Collect every line in the records below that contains the word "most", and copy each one in full. Matches count only when the case is the same.

-- BEGIN Provided data --

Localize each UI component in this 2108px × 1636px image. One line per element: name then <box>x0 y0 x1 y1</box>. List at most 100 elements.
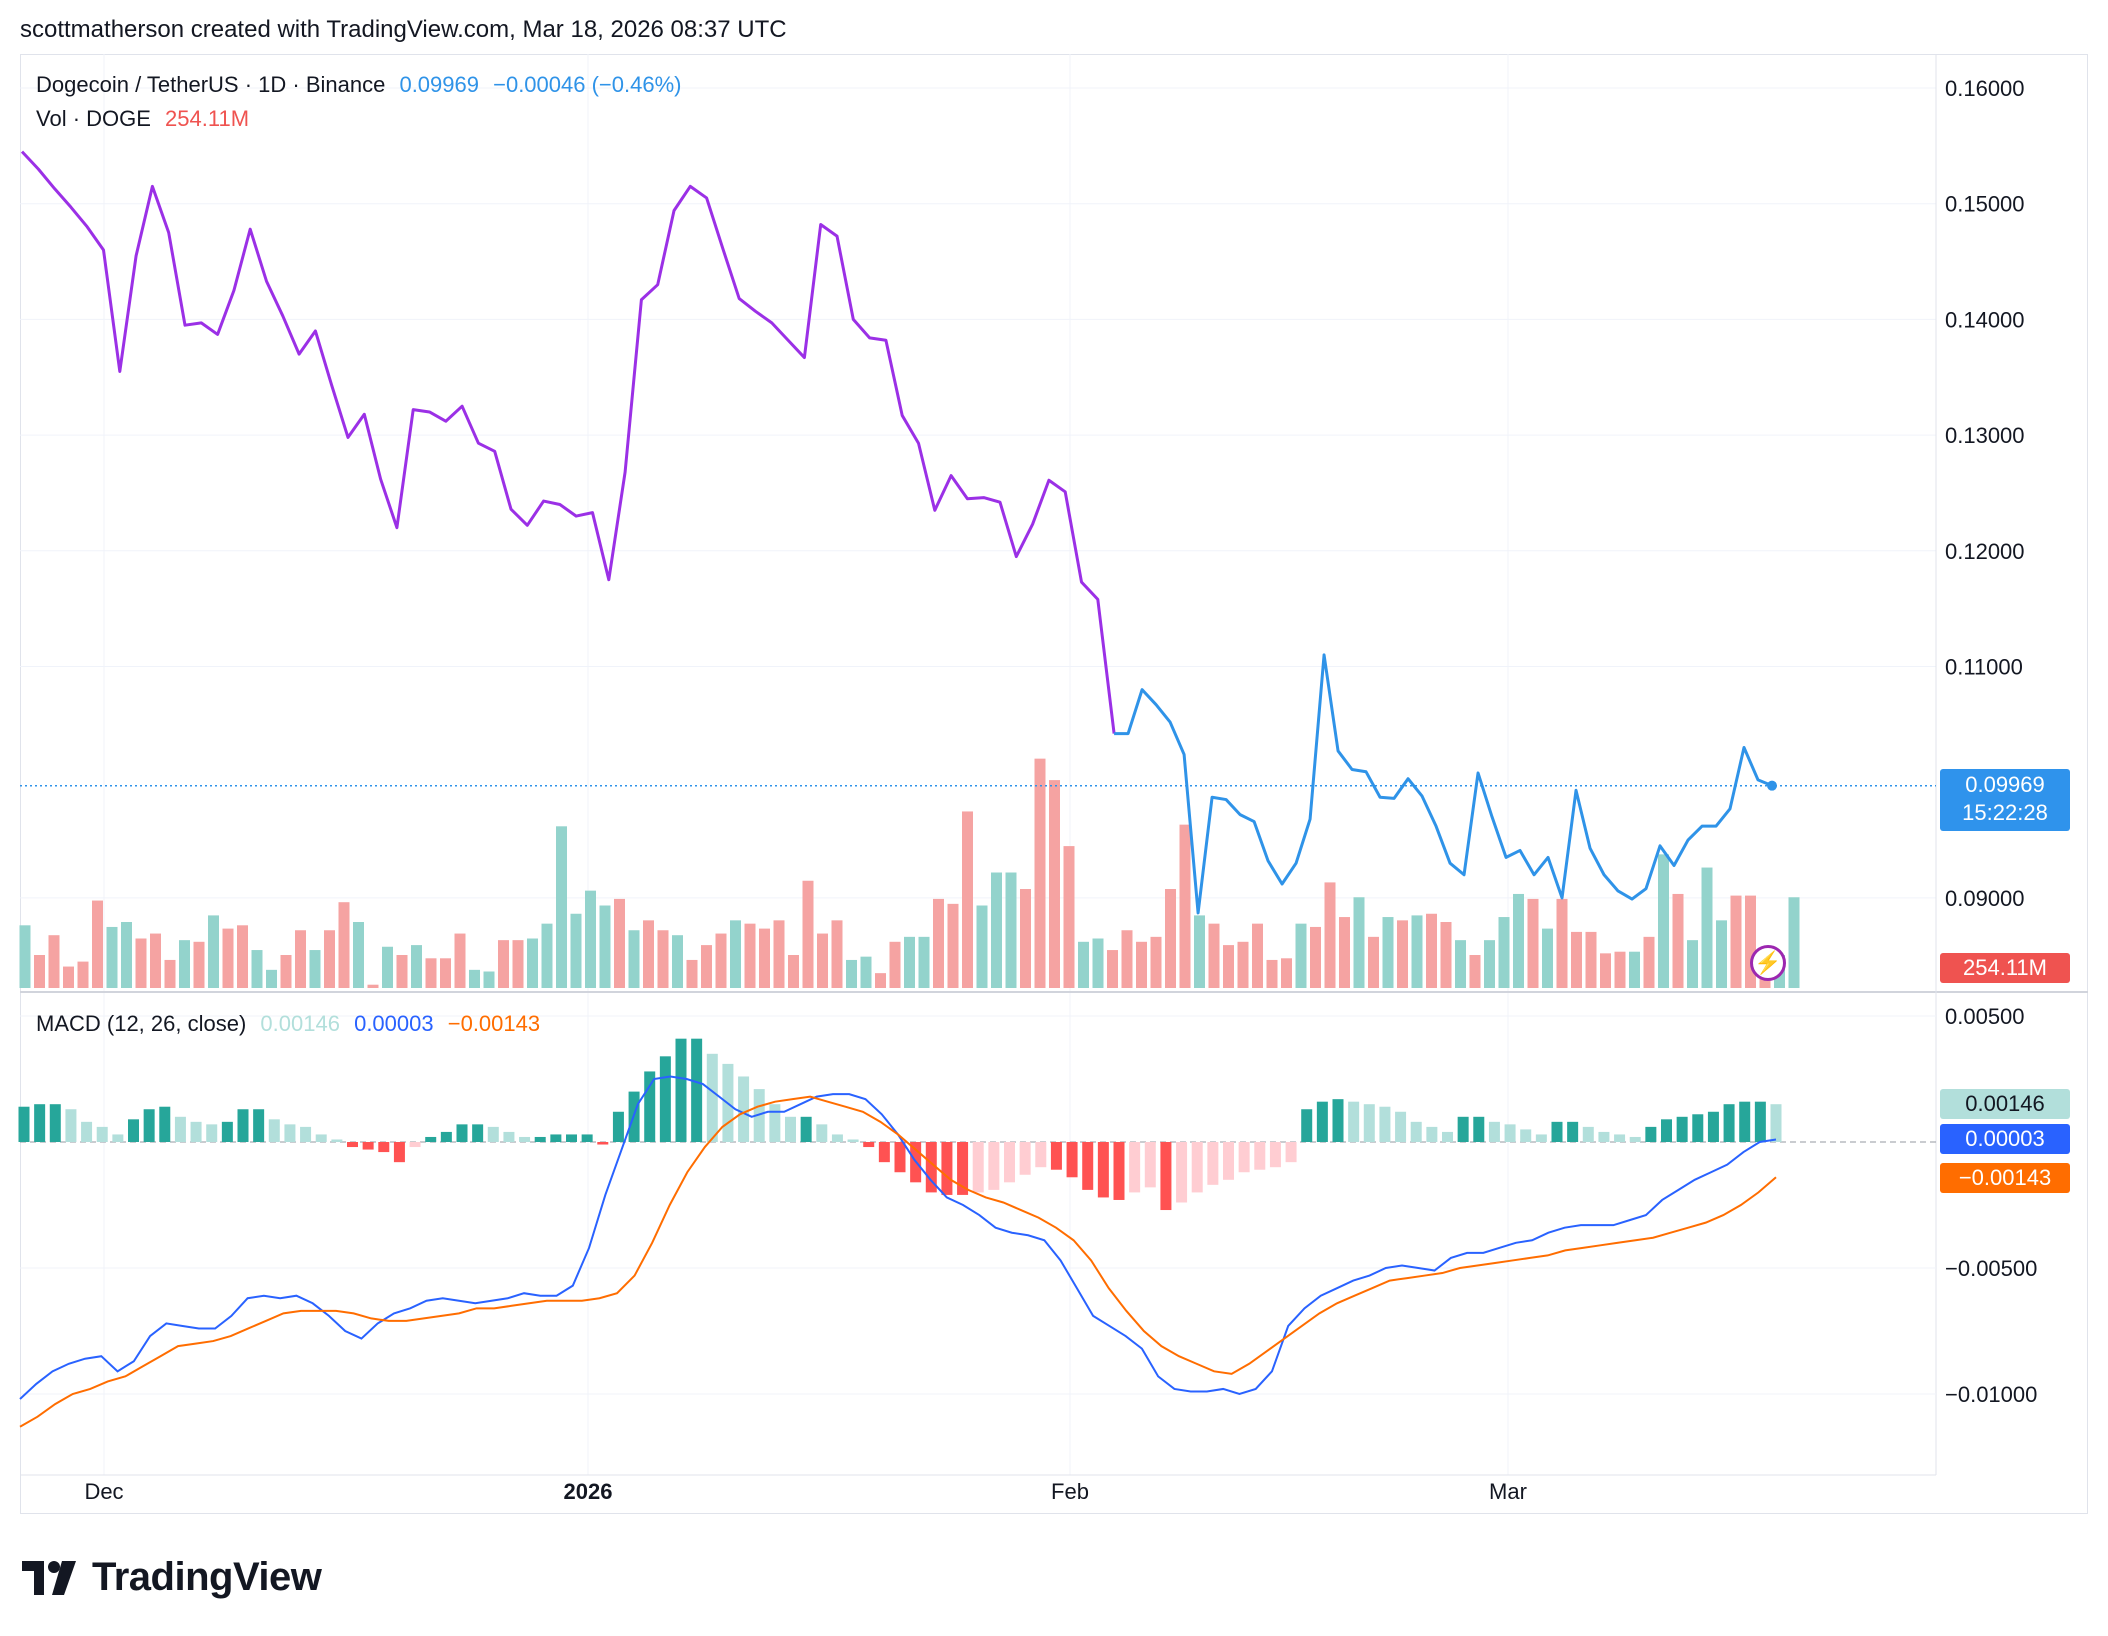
volume-bar <box>367 984 379 988</box>
macd-histogram-bar <box>1645 1126 1657 1142</box>
time-tick-label: Feb <box>1051 1479 1089 1504</box>
macd-histogram-bar <box>1285 1142 1297 1163</box>
volume-bar <box>454 933 466 988</box>
volume-bar <box>1382 917 1394 988</box>
macd-histogram-bar <box>190 1121 202 1142</box>
volume-bar <box>222 928 234 988</box>
volume-bar <box>933 898 944 988</box>
macd-histogram-bar <box>1598 1131 1610 1142</box>
macd-histogram-bar <box>581 1134 593 1142</box>
volume-bar <box>1353 897 1365 988</box>
axes: 0.16000 0.15000 0.14000 0.13000 0.12000 0.110… <box>84 76 2037 1504</box>
macd-histogram-bar <box>769 1104 781 1142</box>
volume-bar <box>1513 893 1524 988</box>
lightning-icon[interactable]: ⚡ <box>1750 945 1786 981</box>
volume-bar <box>570 913 582 988</box>
macd-histogram-bar <box>96 1126 108 1142</box>
macd-histogram-bar <box>1614 1134 1626 1142</box>
volume-bar <box>425 958 437 988</box>
macd-histogram-bar <box>1316 1101 1328 1142</box>
macd-histogram-bar <box>1567 1121 1579 1142</box>
volume-bar <box>1252 923 1263 988</box>
volume-bar <box>1585 931 1597 988</box>
macd-histogram-bar <box>1348 1101 1360 1142</box>
volume-bar <box>440 958 451 988</box>
price-tick-label: 0.09000 <box>1945 886 2025 911</box>
macd-histogram-bar <box>1332 1099 1344 1142</box>
volume-bar <box>77 961 89 988</box>
macd-histogram-bar <box>519 1136 531 1142</box>
macd-histogram-bar <box>957 1142 969 1195</box>
volume-bar <box>585 890 596 988</box>
volume-bar <box>1063 846 1075 988</box>
volume-bar <box>672 935 683 988</box>
volume-bar <box>875 973 886 988</box>
macd-histogram-bar <box>1473 1116 1485 1142</box>
volume-bar <box>976 905 988 988</box>
macd-histogram-bar <box>1551 1121 1563 1142</box>
macd-histogram-bar <box>1723 1104 1735 1142</box>
macd-histogram-bar <box>425 1136 437 1142</box>
price-tick-label: 0.12000 <box>1945 539 2025 564</box>
macd-histogram-bar <box>1442 1131 1453 1142</box>
price-legend: Dogecoin / TetherUS · 1D · Binance 0.099… <box>36 72 689 98</box>
volume-bar <box>527 938 538 988</box>
volume-bar <box>686 959 698 988</box>
volume-bar <box>208 915 219 988</box>
macd-histogram-bar <box>393 1142 405 1163</box>
macd-histogram-bar <box>1191 1142 1203 1193</box>
volume-bar <box>614 898 625 988</box>
macd-histogram-bar <box>1426 1126 1438 1142</box>
countdown-timer: 15:22:28 <box>1962 800 2048 825</box>
volume-bar <box>1107 950 1118 988</box>
volume-bar <box>48 935 60 988</box>
volume-bar <box>63 966 74 988</box>
macd-histogram-bar <box>1238 1142 1250 1173</box>
macd-histogram-bar <box>659 1056 671 1142</box>
volume-bar <box>1730 895 1742 988</box>
macd-histogram-bar <box>1770 1104 1782 1142</box>
volume-bar <box>1411 915 1423 988</box>
volume-label[interactable]: Vol · DOGE <box>36 106 151 131</box>
macd-legend: MACD (12, 26, close) 0.00146 0.00003 −0.… <box>36 1011 548 1037</box>
macd-histogram-bar <box>1004 1142 1015 1183</box>
volume-bar <box>338 902 350 988</box>
volume-bar <box>904 936 915 988</box>
logo-text: TradingView <box>92 1555 322 1599</box>
macd-tick-label: 0.00500 <box>1945 1004 2025 1029</box>
volume-bar <box>1701 867 1713 988</box>
symbol-label[interactable]: Dogecoin / TetherUS · 1D · Binance <box>36 72 386 97</box>
volume-bar <box>135 938 147 988</box>
macd-histogram-bar <box>1582 1126 1594 1142</box>
macd-histogram-bar <box>1254 1142 1266 1170</box>
volume-bar <box>1005 872 1017 988</box>
volume-bar <box>1078 941 1089 988</box>
volume-bar <box>1469 955 1481 988</box>
macd-lines <box>19 1075 1777 1428</box>
volume-bar <box>266 969 277 988</box>
volume-bar <box>846 959 857 988</box>
macd-histogram-bar <box>81 1121 93 1142</box>
chart-canvas[interactable]: 0.16000 0.15000 0.14000 0.13000 0.12000 0.110… <box>0 0 2108 1520</box>
volume-bar <box>324 930 335 988</box>
volume-bar <box>179 940 190 988</box>
volume-bar <box>1556 898 1568 988</box>
volume-bar <box>773 920 785 988</box>
macd-histogram-bar <box>1488 1121 1500 1142</box>
macd-label[interactable]: MACD (12, 26, close) <box>36 1011 247 1036</box>
macd-histogram-bar <box>503 1131 515 1142</box>
tradingview-logo[interactable]: TradingView <box>22 1555 322 1600</box>
volume-bar <box>744 923 756 988</box>
volume-bar <box>1716 920 1727 988</box>
macd-histogram-bar <box>1129 1142 1141 1193</box>
volume-bar <box>1150 936 1162 988</box>
volume-bar <box>1658 854 1669 988</box>
chart-credit: scottmatherson created with TradingView.… <box>20 16 787 43</box>
price-line-blue <box>1114 653 1773 915</box>
volume-bar <box>1426 913 1437 988</box>
volume-bar <box>280 955 292 988</box>
volume-bar <box>628 930 640 988</box>
volume-bar <box>759 928 770 988</box>
volume-bar <box>309 950 321 988</box>
macd-hist-value: 0.00146 <box>260 1011 340 1036</box>
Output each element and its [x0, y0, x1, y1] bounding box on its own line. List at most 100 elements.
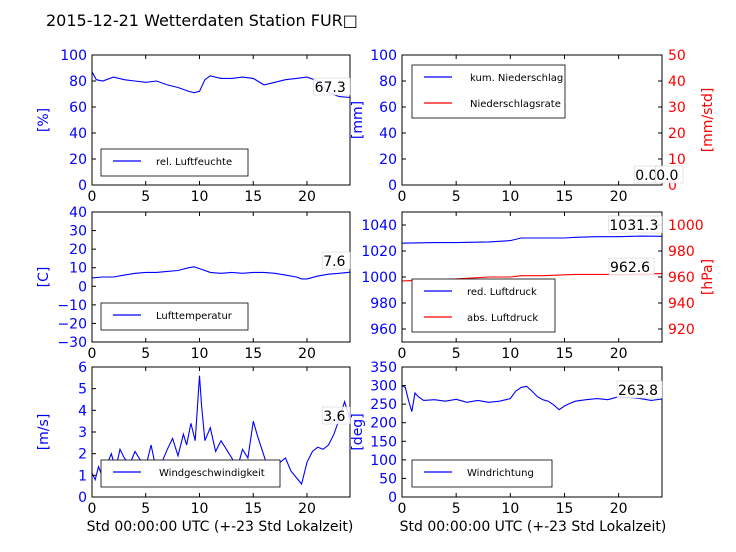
x-tick-label: 5	[141, 189, 150, 205]
temperature-panel: 0 5 10 15 20 −30 −20 −10 0 10 20 30 40 [C] Lufttempera…	[36, 205, 351, 362]
winddirection-panel: 0 5 10 15 20050100150200250300350[deg]Windri…	[350, 360, 663, 517]
last-value-box	[616, 380, 663, 399]
y-tick-label: −30	[57, 335, 87, 351]
y-tick-label: 100	[60, 48, 87, 64]
y-tick-label: 200	[370, 416, 397, 432]
last-value-box	[321, 251, 351, 270]
y-tick-label: 10	[69, 261, 87, 277]
last-value-label-2: 962.6	[610, 260, 650, 276]
x-tick-label: 5	[141, 346, 150, 362]
y-tick-label: 80	[69, 74, 87, 90]
y2-tick-label: 20	[668, 126, 686, 142]
y2-tick-label: 960	[668, 270, 695, 286]
y-tick-label: 4	[78, 403, 87, 419]
y2-tick-label: 1000	[668, 218, 704, 234]
y-tick-label: 20	[69, 242, 87, 258]
series-line-0	[401, 235, 663, 244]
last-value-box	[313, 77, 351, 96]
x-tick-label: 15	[244, 501, 262, 517]
y-tick-label: 6	[78, 360, 87, 376]
last-value-label: 1031.3	[609, 218, 658, 234]
y-tick-label: 60	[379, 100, 397, 116]
last-value-label: 0.0	[635, 168, 657, 184]
figure-title: 2015-12-21 Wetterdaten Station FUR□	[46, 11, 358, 30]
series-line-0	[401, 385, 663, 412]
last-value-box	[608, 215, 663, 234]
x-tick-label: 10	[191, 189, 209, 205]
y-tick-label: 80	[379, 74, 397, 90]
y-tick-label: 0	[78, 178, 87, 194]
y-tick-label: 300	[370, 379, 397, 395]
y2-axis-label: [mm/std]	[700, 88, 716, 153]
y-tick-label: 350	[370, 360, 397, 376]
y2-tick-label: 30	[668, 100, 686, 116]
x-tick-label: 15	[556, 501, 574, 517]
y-tick-label: 20	[379, 152, 397, 168]
legend-label: Niederschlagsrate	[470, 99, 561, 110]
x-tick-label: 5	[452, 189, 461, 205]
x-tick-label: 10	[501, 346, 519, 362]
plot-frame	[91, 54, 351, 186]
legend-label: rel. Luftfeuchte	[156, 157, 232, 168]
y2-tick-label: 0	[668, 178, 677, 194]
y-tick-label: 1020	[361, 244, 397, 260]
x-tick-label: 5	[452, 346, 461, 362]
x-tick-label: 10	[501, 189, 519, 205]
x-tick-label: 0	[88, 189, 97, 205]
x-tick-label: 20	[610, 346, 628, 362]
y-tick-label: 0	[78, 490, 87, 506]
legend-box	[100, 459, 281, 488]
x-tick-label: 15	[556, 346, 574, 362]
y-tick-label: 5	[78, 382, 87, 398]
legend-box	[411, 64, 566, 119]
legend-label: Lufttemperatur	[156, 311, 233, 322]
x-axis-label-right: Std 00:00:00 UTC (+-23 Std Lokalzeit)	[400, 519, 667, 535]
legend-label: kum. Niederschlag	[470, 73, 563, 84]
y-tick-label: 40	[69, 126, 87, 142]
y-tick-label: 980	[370, 296, 397, 312]
y-tick-label: 250	[370, 397, 397, 413]
y-tick-label: 40	[379, 126, 397, 142]
x-tick-label: 0	[88, 501, 97, 517]
last-value-label: 67.3	[315, 80, 346, 96]
x-tick-label: 10	[191, 346, 209, 362]
y2-tick-label: 50	[668, 48, 686, 64]
legend-box	[411, 459, 553, 488]
last-value-label: 3.6	[323, 409, 345, 425]
x-axis-label-left: Std 00:00:00 UTC (+-23 Std Lokalzeit)	[87, 519, 354, 535]
last-value-box	[321, 406, 351, 425]
y2-tick-label: 40	[668, 74, 686, 90]
x-tick-label: 15	[244, 346, 262, 362]
y2-axis-label: [hPa]	[700, 259, 716, 295]
y-axis-label: [deg]	[350, 413, 366, 450]
last-value-label: 263.8	[618, 383, 658, 399]
x-tick-label: 0	[88, 346, 97, 362]
y-tick-label: 0	[388, 490, 397, 506]
y-tick-label: 960	[370, 322, 397, 338]
legend-label: red. Luftdruck	[467, 287, 537, 298]
y-tick-label: 50	[379, 471, 397, 487]
legend-box	[411, 278, 556, 333]
y-tick-label: 40	[69, 205, 87, 221]
y-tick-label: 60	[69, 100, 87, 116]
y2-tick-label: 940	[668, 296, 695, 312]
x-tick-label: 0	[398, 501, 407, 517]
x-tick-label: 15	[244, 189, 262, 205]
legend-label: Windgeschwindigkeit	[159, 468, 265, 479]
x-tick-label: 10	[191, 501, 209, 517]
y-tick-label: 1	[78, 468, 87, 484]
legend-label: abs. Luftdruck	[467, 313, 538, 324]
y-axis-label: [mm]	[350, 101, 366, 139]
series-line-0	[91, 71, 351, 99]
last-value-label: 7.6	[323, 254, 345, 270]
y-tick-label: 100	[370, 453, 397, 469]
x-tick-label: 20	[298, 189, 316, 205]
x-tick-label: 20	[610, 189, 628, 205]
y-axis-label: [%]	[36, 108, 52, 132]
y-tick-label: −20	[57, 316, 87, 332]
plot-frame	[401, 366, 663, 498]
last-value-label-2: 0.0	[656, 168, 678, 184]
y-tick-label: 1040	[361, 218, 397, 234]
y-tick-label: −10	[57, 298, 87, 314]
windspeed-panel: 0 5 10 15 20 0 1 2 3 4 5 6 [m/s] Windgeschwindigkeit 3…	[36, 360, 351, 517]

-- END Provided data --

The reply:
Localize each UI component in this 2108px × 1636px image. One line per element: name then <box>x0 y0 x1 y1</box>. List at most 100 elements.
Output each element and its [x0, y0, x1, y1] bounding box on its own line. List at most 100 elements.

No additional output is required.